What is expected: Say how many lines contain the word "النبي". Only the number should be given.

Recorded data
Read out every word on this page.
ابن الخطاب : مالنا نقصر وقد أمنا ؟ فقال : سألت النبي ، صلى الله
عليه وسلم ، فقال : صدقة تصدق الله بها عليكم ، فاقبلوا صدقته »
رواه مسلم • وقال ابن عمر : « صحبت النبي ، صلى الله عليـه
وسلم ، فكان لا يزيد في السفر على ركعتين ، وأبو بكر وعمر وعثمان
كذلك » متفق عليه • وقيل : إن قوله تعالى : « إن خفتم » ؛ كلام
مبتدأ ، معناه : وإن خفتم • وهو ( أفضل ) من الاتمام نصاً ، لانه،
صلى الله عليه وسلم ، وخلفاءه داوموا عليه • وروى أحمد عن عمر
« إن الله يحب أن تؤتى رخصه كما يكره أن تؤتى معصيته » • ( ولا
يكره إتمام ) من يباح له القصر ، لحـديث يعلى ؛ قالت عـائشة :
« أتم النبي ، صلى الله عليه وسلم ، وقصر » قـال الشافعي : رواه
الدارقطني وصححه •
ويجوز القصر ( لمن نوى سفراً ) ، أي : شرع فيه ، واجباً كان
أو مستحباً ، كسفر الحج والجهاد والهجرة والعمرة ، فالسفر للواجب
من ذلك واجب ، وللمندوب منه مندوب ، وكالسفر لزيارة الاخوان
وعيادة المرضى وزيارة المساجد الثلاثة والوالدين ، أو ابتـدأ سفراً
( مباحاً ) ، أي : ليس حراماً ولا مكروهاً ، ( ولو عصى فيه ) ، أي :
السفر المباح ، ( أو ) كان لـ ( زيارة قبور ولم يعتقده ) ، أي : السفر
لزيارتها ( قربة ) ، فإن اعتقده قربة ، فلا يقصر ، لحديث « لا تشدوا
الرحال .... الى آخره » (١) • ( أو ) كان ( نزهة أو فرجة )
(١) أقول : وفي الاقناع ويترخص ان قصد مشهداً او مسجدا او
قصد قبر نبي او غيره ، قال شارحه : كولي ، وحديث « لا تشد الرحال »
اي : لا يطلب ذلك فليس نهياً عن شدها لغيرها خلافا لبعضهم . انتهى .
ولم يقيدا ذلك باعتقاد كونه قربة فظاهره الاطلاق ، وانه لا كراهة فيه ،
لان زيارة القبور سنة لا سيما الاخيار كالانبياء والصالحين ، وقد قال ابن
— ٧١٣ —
* * *
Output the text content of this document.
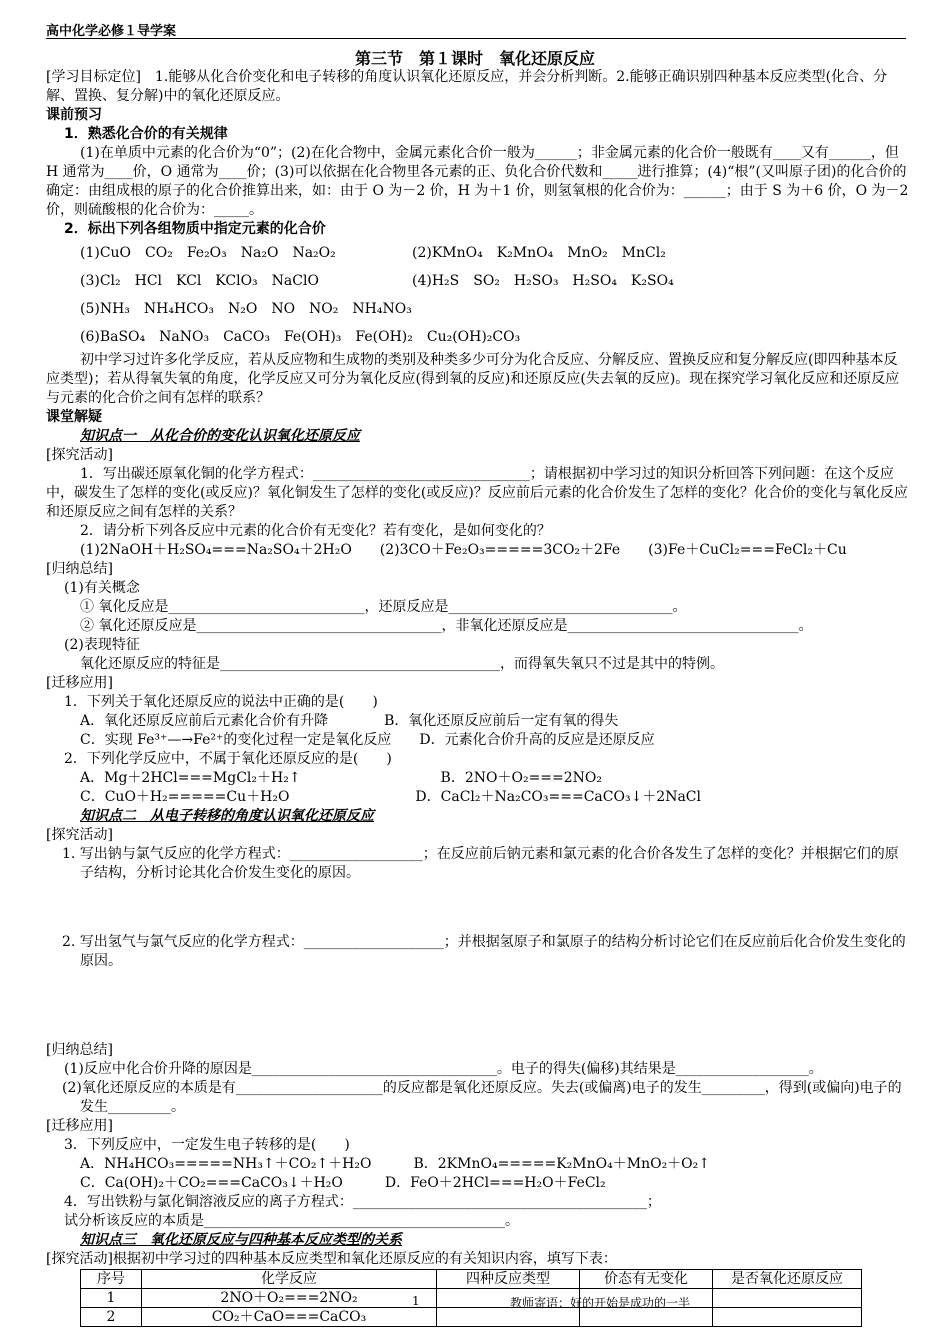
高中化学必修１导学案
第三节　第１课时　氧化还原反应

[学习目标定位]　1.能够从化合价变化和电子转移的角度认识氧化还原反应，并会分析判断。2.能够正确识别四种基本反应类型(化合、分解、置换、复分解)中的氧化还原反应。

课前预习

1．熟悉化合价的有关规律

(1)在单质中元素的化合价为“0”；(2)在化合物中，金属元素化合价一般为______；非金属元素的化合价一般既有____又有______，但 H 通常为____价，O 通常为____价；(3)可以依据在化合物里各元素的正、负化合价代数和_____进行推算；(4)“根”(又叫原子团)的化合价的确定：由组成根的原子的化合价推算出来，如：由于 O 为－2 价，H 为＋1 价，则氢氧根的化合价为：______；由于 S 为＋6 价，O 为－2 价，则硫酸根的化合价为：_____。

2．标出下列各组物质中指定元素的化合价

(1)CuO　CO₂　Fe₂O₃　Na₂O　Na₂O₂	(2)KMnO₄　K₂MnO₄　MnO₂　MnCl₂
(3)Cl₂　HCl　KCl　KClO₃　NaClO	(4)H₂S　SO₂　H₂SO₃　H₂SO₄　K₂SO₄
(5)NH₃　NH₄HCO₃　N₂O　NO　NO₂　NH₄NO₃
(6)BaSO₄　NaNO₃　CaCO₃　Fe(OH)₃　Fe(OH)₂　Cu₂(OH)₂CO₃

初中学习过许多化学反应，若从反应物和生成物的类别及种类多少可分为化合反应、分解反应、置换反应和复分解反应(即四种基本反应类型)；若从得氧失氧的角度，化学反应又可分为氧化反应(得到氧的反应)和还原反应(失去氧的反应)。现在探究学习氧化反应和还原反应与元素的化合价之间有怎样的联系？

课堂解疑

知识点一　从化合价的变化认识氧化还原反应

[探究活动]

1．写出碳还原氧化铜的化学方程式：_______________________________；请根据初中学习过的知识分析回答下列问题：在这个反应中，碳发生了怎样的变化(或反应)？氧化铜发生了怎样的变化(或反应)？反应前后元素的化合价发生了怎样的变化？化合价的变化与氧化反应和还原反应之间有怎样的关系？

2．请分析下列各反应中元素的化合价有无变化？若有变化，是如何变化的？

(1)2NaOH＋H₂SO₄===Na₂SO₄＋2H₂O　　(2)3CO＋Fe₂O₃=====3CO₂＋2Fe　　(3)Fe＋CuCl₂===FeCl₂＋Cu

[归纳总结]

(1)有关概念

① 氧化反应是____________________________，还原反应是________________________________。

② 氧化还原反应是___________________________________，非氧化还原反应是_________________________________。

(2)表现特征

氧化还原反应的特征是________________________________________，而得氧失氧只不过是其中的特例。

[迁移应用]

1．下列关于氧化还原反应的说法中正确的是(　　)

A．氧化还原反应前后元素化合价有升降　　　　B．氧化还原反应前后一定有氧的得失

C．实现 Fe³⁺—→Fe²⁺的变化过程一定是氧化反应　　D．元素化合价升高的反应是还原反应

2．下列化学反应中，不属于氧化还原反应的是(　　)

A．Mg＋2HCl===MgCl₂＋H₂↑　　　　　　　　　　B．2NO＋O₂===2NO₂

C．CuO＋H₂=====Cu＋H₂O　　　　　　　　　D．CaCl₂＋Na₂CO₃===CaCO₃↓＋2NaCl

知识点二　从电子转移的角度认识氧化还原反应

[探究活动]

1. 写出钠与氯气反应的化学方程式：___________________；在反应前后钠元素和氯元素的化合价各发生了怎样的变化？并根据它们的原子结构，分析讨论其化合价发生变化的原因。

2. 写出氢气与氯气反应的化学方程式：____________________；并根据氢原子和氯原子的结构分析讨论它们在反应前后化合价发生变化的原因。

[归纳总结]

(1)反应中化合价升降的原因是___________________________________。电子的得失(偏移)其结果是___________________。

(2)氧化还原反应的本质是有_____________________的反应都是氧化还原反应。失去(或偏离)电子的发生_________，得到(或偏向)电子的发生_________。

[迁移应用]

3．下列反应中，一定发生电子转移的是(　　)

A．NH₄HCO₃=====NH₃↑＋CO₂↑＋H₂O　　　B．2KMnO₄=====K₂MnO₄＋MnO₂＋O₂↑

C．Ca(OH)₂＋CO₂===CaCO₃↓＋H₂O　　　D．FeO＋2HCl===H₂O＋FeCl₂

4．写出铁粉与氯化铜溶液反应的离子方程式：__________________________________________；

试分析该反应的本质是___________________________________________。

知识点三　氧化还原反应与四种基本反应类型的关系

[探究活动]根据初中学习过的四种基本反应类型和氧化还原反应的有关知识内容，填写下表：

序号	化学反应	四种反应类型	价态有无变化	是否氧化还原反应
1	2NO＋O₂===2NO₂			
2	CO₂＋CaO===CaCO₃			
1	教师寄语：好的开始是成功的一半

Full answer: 3